■ Task brief ■
Which lines contain the string "type"? Please list every one of them.

■ Extracted information ■
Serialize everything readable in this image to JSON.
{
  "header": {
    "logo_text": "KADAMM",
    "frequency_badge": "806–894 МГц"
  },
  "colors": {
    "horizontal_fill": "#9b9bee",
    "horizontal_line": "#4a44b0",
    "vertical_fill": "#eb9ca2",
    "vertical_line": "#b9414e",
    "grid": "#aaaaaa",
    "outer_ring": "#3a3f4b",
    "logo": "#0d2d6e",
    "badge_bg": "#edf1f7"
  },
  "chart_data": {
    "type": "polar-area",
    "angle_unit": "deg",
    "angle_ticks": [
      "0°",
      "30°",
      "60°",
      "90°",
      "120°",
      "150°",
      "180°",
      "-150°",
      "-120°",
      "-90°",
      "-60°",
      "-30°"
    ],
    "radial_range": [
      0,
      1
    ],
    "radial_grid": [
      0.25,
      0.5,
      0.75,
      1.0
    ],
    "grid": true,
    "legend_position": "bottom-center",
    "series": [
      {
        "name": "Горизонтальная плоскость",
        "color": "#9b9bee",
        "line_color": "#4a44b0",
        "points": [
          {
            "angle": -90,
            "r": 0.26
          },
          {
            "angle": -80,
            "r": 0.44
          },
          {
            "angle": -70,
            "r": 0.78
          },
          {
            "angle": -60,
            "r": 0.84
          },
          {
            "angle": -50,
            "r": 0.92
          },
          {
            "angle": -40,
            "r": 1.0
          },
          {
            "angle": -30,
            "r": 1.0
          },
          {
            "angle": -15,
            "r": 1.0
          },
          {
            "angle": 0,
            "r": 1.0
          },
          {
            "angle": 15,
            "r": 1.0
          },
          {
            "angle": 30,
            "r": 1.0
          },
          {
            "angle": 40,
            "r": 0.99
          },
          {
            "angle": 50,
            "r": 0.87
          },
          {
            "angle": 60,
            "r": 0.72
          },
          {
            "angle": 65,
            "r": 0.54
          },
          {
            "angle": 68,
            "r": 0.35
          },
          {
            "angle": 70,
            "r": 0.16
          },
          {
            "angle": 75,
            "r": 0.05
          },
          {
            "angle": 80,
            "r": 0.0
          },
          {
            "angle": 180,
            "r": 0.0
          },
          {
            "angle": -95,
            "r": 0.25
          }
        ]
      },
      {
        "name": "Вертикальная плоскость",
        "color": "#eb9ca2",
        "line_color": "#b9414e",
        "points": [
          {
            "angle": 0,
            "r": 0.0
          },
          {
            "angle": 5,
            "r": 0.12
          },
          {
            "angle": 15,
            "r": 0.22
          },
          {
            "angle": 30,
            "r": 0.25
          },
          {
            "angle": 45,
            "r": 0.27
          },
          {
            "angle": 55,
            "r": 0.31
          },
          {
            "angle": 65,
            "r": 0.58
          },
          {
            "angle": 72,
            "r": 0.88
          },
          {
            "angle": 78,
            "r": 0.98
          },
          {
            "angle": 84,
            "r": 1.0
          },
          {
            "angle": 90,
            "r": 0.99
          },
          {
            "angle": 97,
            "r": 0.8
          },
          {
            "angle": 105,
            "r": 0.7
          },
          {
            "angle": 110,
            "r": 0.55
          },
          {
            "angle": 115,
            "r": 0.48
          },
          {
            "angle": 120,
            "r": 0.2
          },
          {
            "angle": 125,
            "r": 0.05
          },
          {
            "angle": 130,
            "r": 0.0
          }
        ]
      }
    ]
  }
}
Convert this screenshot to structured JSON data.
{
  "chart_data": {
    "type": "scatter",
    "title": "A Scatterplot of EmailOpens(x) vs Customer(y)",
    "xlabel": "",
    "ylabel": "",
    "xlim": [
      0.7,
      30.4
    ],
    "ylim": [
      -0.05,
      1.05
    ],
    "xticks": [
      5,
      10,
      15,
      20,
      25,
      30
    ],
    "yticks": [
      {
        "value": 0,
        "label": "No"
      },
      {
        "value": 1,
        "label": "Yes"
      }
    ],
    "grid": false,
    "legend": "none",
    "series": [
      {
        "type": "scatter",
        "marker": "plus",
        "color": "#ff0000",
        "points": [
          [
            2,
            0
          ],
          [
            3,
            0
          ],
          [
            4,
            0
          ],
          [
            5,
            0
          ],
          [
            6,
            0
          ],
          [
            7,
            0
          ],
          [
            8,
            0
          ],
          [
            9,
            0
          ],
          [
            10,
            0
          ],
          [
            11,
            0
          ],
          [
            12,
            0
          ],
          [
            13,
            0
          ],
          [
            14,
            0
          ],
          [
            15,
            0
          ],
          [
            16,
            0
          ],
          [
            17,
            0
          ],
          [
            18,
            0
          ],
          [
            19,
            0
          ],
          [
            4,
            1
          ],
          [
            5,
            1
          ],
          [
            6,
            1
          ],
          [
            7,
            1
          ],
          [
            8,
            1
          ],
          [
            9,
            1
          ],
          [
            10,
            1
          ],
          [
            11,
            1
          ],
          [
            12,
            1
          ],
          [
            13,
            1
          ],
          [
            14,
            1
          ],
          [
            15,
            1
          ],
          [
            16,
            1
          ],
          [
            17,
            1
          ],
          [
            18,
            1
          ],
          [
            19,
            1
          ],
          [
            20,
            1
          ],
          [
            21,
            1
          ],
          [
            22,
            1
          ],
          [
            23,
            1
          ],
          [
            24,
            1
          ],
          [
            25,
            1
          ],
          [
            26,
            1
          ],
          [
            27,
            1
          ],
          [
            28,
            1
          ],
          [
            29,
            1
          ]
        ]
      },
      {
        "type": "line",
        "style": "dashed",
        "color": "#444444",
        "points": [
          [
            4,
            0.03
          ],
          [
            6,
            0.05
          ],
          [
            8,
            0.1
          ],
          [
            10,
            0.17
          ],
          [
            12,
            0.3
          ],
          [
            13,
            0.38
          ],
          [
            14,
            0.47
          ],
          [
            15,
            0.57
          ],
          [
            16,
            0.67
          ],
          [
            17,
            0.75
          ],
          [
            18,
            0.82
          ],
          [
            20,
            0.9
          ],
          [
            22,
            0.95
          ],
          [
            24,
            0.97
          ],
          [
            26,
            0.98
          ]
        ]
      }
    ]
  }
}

■ Full output ■
    "type": "polar-area",
    "type": "scatter",
        "type": "scatter",
        "type": "line",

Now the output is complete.